[Dataset items]
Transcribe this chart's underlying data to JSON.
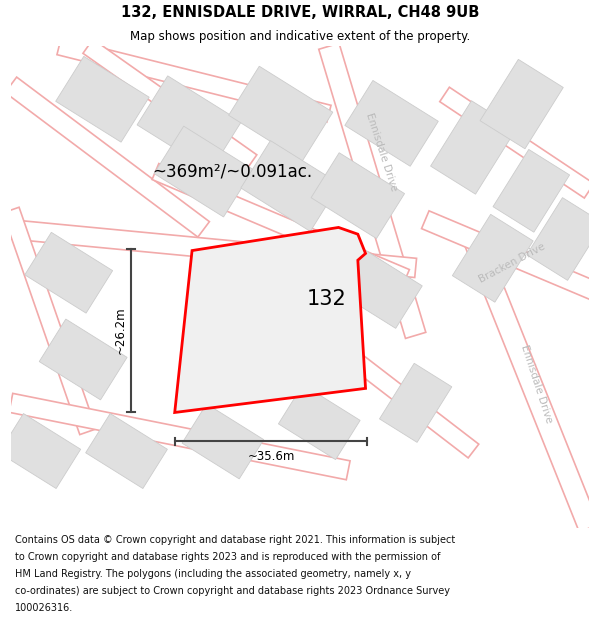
{
  "title": "132, ENNISDALE DRIVE, WIRRAL, CH48 9UB",
  "subtitle": "Map shows position and indicative extent of the property.",
  "area_label": "~369m²/~0.091ac.",
  "plot_number": "132",
  "width_label": "~35.6m",
  "height_label": "~26.2m",
  "background_color": "#ffffff",
  "map_bg_color": "#f7f0f0",
  "footer_lines": [
    "Contains OS data © Crown copyright and database right 2021. This information is subject",
    "to Crown copyright and database rights 2023 and is reproduced with the permission of",
    "HM Land Registry. The polygons (including the associated geometry, namely x, y",
    "co-ordinates) are subject to Crown copyright and database rights 2023 Ordnance Survey",
    "100026316."
  ],
  "road_color": "#f2aaaa",
  "road_lw": 1.2,
  "building_color": "#e0e0e0",
  "building_edge": "#cccccc",
  "plot_fill": "#f0f0f0",
  "plot_edge": "#ff0000",
  "plot_edge_lw": 2.0,
  "street_color": "#bbbbbb",
  "dim_color": "#444444"
}
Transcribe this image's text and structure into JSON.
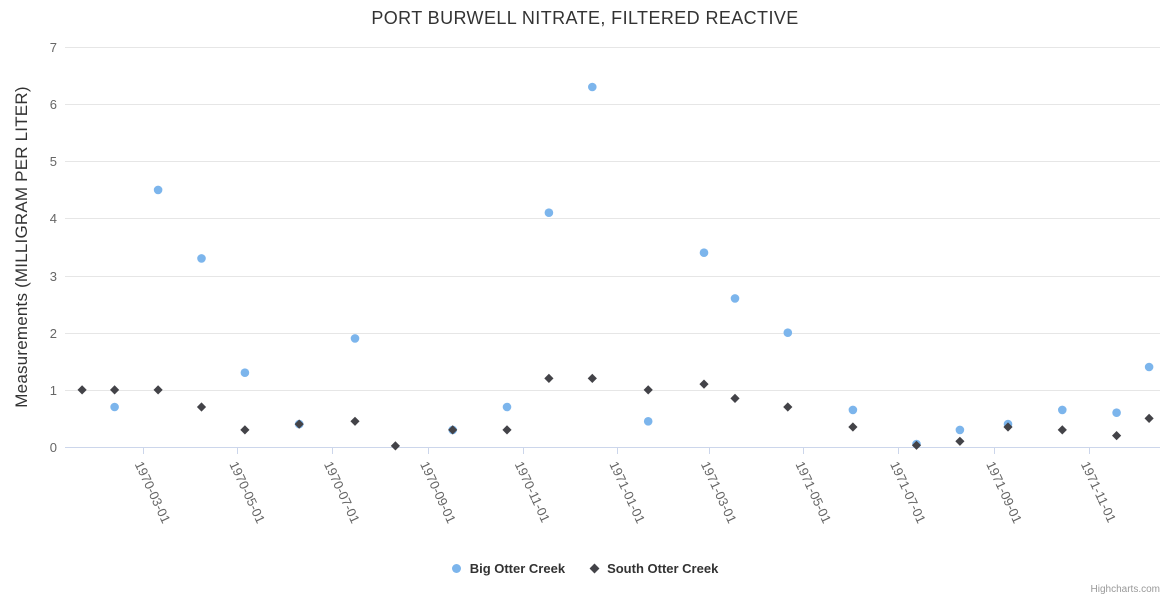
{
  "chart_data": {
    "type": "scatter",
    "title": "PORT BURWELL NITRATE, FILTERED REACTIVE",
    "ylabel": "Measurements (MILLIGRAM PER LITER)",
    "xlabel": "",
    "ylim": [
      0,
      7
    ],
    "yticks": [
      0,
      1,
      2,
      3,
      4,
      5,
      6,
      7
    ],
    "xticks": [
      "1970-03-01",
      "1970-05-01",
      "1970-07-01",
      "1970-09-01",
      "1970-11-01",
      "1971-01-01",
      "1971-03-01",
      "1971-05-01",
      "1971-07-01",
      "1971-09-01",
      "1971-11-01"
    ],
    "x_range": [
      "1970-01-10",
      "1971-12-17"
    ],
    "grid": "horizontal",
    "legend_position": "bottom-center",
    "credit": "Highcharts.com",
    "colors": {
      "grid": "#e6e6e6",
      "axis_line": "#ccd6eb",
      "tick_label": "#666666",
      "title": "#333333",
      "credit": "#999999"
    },
    "series": [
      {
        "name": "Big Otter Creek",
        "color": "#7cb5ec",
        "marker": "circle",
        "points": [
          [
            "1970-02-11",
            0.7
          ],
          [
            "1970-03-11",
            4.5
          ],
          [
            "1970-04-08",
            3.3
          ],
          [
            "1970-05-06",
            1.3
          ],
          [
            "1970-06-10",
            0.4
          ],
          [
            "1970-07-16",
            1.9
          ],
          [
            "1970-09-17",
            0.3
          ],
          [
            "1970-10-22",
            0.7
          ],
          [
            "1970-11-18",
            4.1
          ],
          [
            "1970-12-16",
            6.3
          ],
          [
            "1971-01-21",
            0.45
          ],
          [
            "1971-02-26",
            3.4
          ],
          [
            "1971-03-18",
            2.6
          ],
          [
            "1971-04-21",
            2.0
          ],
          [
            "1971-06-02",
            0.65
          ],
          [
            "1971-07-13",
            0.05
          ],
          [
            "1971-08-10",
            0.3
          ],
          [
            "1971-09-10",
            0.4
          ],
          [
            "1971-10-15",
            0.65
          ],
          [
            "1971-11-19",
            0.6
          ],
          [
            "1971-12-10",
            1.4
          ]
        ]
      },
      {
        "name": "South Otter Creek",
        "color": "#434348",
        "marker": "diamond",
        "points": [
          [
            "1970-01-21",
            1.0
          ],
          [
            "1970-02-11",
            1.0
          ],
          [
            "1970-03-11",
            1.0
          ],
          [
            "1970-04-08",
            0.7
          ],
          [
            "1970-05-06",
            0.3
          ],
          [
            "1970-06-10",
            0.4
          ],
          [
            "1970-07-16",
            0.45
          ],
          [
            "1970-08-11",
            0.02
          ],
          [
            "1970-09-17",
            0.3
          ],
          [
            "1970-10-22",
            0.3
          ],
          [
            "1970-11-18",
            1.2
          ],
          [
            "1970-12-16",
            1.2
          ],
          [
            "1971-01-21",
            1.0
          ],
          [
            "1971-02-26",
            1.1
          ],
          [
            "1971-03-18",
            0.85
          ],
          [
            "1971-04-21",
            0.7
          ],
          [
            "1971-06-02",
            0.35
          ],
          [
            "1971-07-13",
            0.03
          ],
          [
            "1971-08-10",
            0.1
          ],
          [
            "1971-09-10",
            0.35
          ],
          [
            "1971-10-15",
            0.3
          ],
          [
            "1971-11-19",
            0.2
          ],
          [
            "1971-12-10",
            0.5
          ]
        ]
      }
    ]
  }
}
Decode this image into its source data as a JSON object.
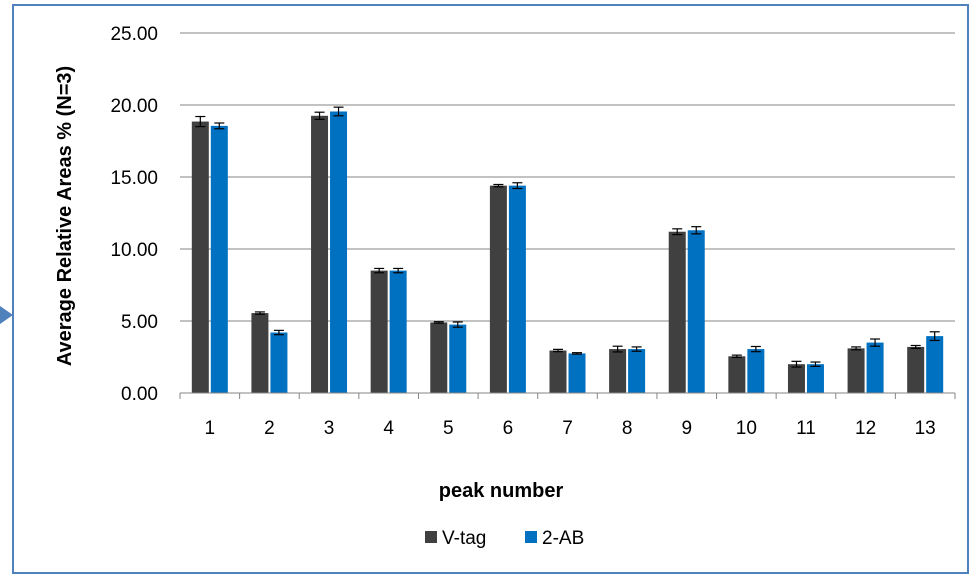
{
  "chart_data": {
    "type": "bar",
    "title": "",
    "xlabel": "peak number",
    "ylabel": "Average Relative Areas % (N=3)",
    "ylim": [
      0,
      25
    ],
    "yticks": [
      "0.00",
      "5.00",
      "10.00",
      "15.00",
      "20.00",
      "25.00"
    ],
    "grid": true,
    "legend_position": "bottom",
    "categories": [
      "1",
      "2",
      "3",
      "4",
      "5",
      "6",
      "7",
      "8",
      "9",
      "10",
      "11",
      "12",
      "13"
    ],
    "series": [
      {
        "name": "V-tag",
        "color": "#404040",
        "values": [
          18.85,
          5.55,
          19.25,
          8.5,
          4.9,
          14.4,
          2.95,
          3.05,
          11.2,
          2.55,
          2.0,
          3.1,
          3.2
        ],
        "errors": [
          0.35,
          0.08,
          0.25,
          0.15,
          0.05,
          0.08,
          0.08,
          0.2,
          0.2,
          0.08,
          0.2,
          0.1,
          0.1
        ]
      },
      {
        "name": "2-AB",
        "color": "#0070c0",
        "values": [
          18.55,
          4.2,
          19.55,
          8.5,
          4.75,
          14.4,
          2.75,
          3.05,
          11.3,
          3.05,
          2.0,
          3.5,
          3.95
        ],
        "errors": [
          0.2,
          0.15,
          0.3,
          0.15,
          0.18,
          0.2,
          0.05,
          0.15,
          0.25,
          0.18,
          0.15,
          0.25,
          0.3
        ]
      }
    ]
  }
}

- _What you should do_:
Your copy of the data should match it exactly, except that pictures are left out.

- _Final result_:
Transcribe this chart's underlying data to JSON.
{
  "title": "132, ENNISDALE DRIVE, WIRRAL, CH48 9UB",
  "subtitle": "Map shows position and indicative extent of the property.",
  "area_label": "~369m²/~0.091ac.",
  "plot_number": "132",
  "width_label": "~35.6m",
  "height_label": "~26.2m",
  "background_color": "#ffffff",
  "map_bg_color": "#f7f0f0",
  "footer_lines": [
    "Contains OS data © Crown copyright and database right 2021. This information is subject",
    "to Crown copyright and database rights 2023 and is reproduced with the permission of",
    "HM Land Registry. The polygons (including the associated geometry, namely x, y",
    "co-ordinates) are subject to Crown copyright and database rights 2023 Ordnance Survey",
    "100026316."
  ],
  "road_color": "#f2aaaa",
  "road_lw": 1.2,
  "building_color": "#e0e0e0",
  "building_edge": "#cccccc",
  "plot_fill": "#f0f0f0",
  "plot_edge": "#ff0000",
  "plot_edge_lw": 2.0,
  "street_color": "#bbbbbb",
  "dim_color": "#444444"
}
Transcribe this image's text and structure into JSON.
{
  "chart_data": {
    "type": "scatter",
    "title": "PORT BURWELL NITRATE, FILTERED REACTIVE",
    "ylabel": "Measurements (MILLIGRAM PER LITER)",
    "xlabel": "",
    "ylim": [
      0,
      7
    ],
    "yticks": [
      0,
      1,
      2,
      3,
      4,
      5,
      6,
      7
    ],
    "xticks": [
      "1970-03-01",
      "1970-05-01",
      "1970-07-01",
      "1970-09-01",
      "1970-11-01",
      "1971-01-01",
      "1971-03-01",
      "1971-05-01",
      "1971-07-01",
      "1971-09-01",
      "1971-11-01"
    ],
    "x_range": [
      "1970-01-10",
      "1971-12-17"
    ],
    "grid": "horizontal",
    "legend_position": "bottom-center",
    "credit": "Highcharts.com",
    "colors": {
      "grid": "#e6e6e6",
      "axis_line": "#ccd6eb",
      "tick_label": "#666666",
      "title": "#333333",
      "credit": "#999999"
    },
    "series": [
      {
        "name": "Big Otter Creek",
        "color": "#7cb5ec",
        "marker": "circle",
        "points": [
          [
            "1970-02-11",
            0.7
          ],
          [
            "1970-03-11",
            4.5
          ],
          [
            "1970-04-08",
            3.3
          ],
          [
            "1970-05-06",
            1.3
          ],
          [
            "1970-06-10",
            0.4
          ],
          [
            "1970-07-16",
            1.9
          ],
          [
            "1970-09-17",
            0.3
          ],
          [
            "1970-10-22",
            0.7
          ],
          [
            "1970-11-18",
            4.1
          ],
          [
            "1970-12-16",
            6.3
          ],
          [
            "1971-01-21",
            0.45
          ],
          [
            "1971-02-26",
            3.4
          ],
          [
            "1971-03-18",
            2.6
          ],
          [
            "1971-04-21",
            2.0
          ],
          [
            "1971-06-02",
            0.65
          ],
          [
            "1971-07-13",
            0.05
          ],
          [
            "1971-08-10",
            0.3
          ],
          [
            "1971-09-10",
            0.4
          ],
          [
            "1971-10-15",
            0.65
          ],
          [
            "1971-11-19",
            0.6
          ],
          [
            "1971-12-10",
            1.4
          ]
        ]
      },
      {
        "name": "South Otter Creek",
        "color": "#434348",
        "marker": "diamond",
        "points": [
          [
            "1970-01-21",
            1.0
          ],
          [
            "1970-02-11",
            1.0
          ],
          [
            "1970-03-11",
            1.0
          ],
          [
            "1970-04-08",
            0.7
          ],
          [
            "1970-05-06",
            0.3
          ],
          [
            "1970-06-10",
            0.4
          ],
          [
            "1970-07-16",
            0.45
          ],
          [
            "1970-08-11",
            0.02
          ],
          [
            "1970-09-17",
            0.3
          ],
          [
            "1970-10-22",
            0.3
          ],
          [
            "1970-11-18",
            1.2
          ],
          [
            "1970-12-16",
            1.2
          ],
          [
            "1971-01-21",
            1.0
          ],
          [
            "1971-02-26",
            1.1
          ],
          [
            "1971-03-18",
            0.85
          ],
          [
            "1971-04-21",
            0.7
          ],
          [
            "1971-06-02",
            0.35
          ],
          [
            "1971-07-13",
            0.03
          ],
          [
            "1971-08-10",
            0.1
          ],
          [
            "1971-09-10",
            0.35
          ],
          [
            "1971-10-15",
            0.3
          ],
          [
            "1971-11-19",
            0.2
          ],
          [
            "1971-12-10",
            0.5
          ]
        ]
      }
    ]
  }
}
Decode this image into its source data as a JSON object.
{
  "chart_data": {
    "type": "bar",
    "title": "",
    "xlabel": "peak number",
    "ylabel": "Average Relative Areas % (N=3)",
    "ylim": [
      0,
      25
    ],
    "yticks": [
      "0.00",
      "5.00",
      "10.00",
      "15.00",
      "20.00",
      "25.00"
    ],
    "grid": true,
    "legend_position": "bottom",
    "categories": [
      "1",
      "2",
      "3",
      "4",
      "5",
      "6",
      "7",
      "8",
      "9",
      "10",
      "11",
      "12",
      "13"
    ],
    "series": [
      {
        "name": "V-tag",
        "color": "#404040",
        "values": [
          18.85,
          5.55,
          19.25,
          8.5,
          4.9,
          14.4,
          2.95,
          3.05,
          11.2,
          2.55,
          2.0,
          3.1,
          3.2
        ],
        "errors": [
          0.35,
          0.08,
          0.25,
          0.15,
          0.05,
          0.08,
          0.08,
          0.2,
          0.2,
          0.08,
          0.2,
          0.1,
          0.1
        ]
      },
      {
        "name": "2-AB",
        "color": "#0070c0",
        "values": [
          18.55,
          4.2,
          19.55,
          8.5,
          4.75,
          14.4,
          2.75,
          3.05,
          11.3,
          3.05,
          2.0,
          3.5,
          3.95
        ],
        "errors": [
          0.2,
          0.15,
          0.3,
          0.15,
          0.18,
          0.2,
          0.05,
          0.15,
          0.25,
          0.18,
          0.15,
          0.25,
          0.3
        ]
      }
    ]
  }
}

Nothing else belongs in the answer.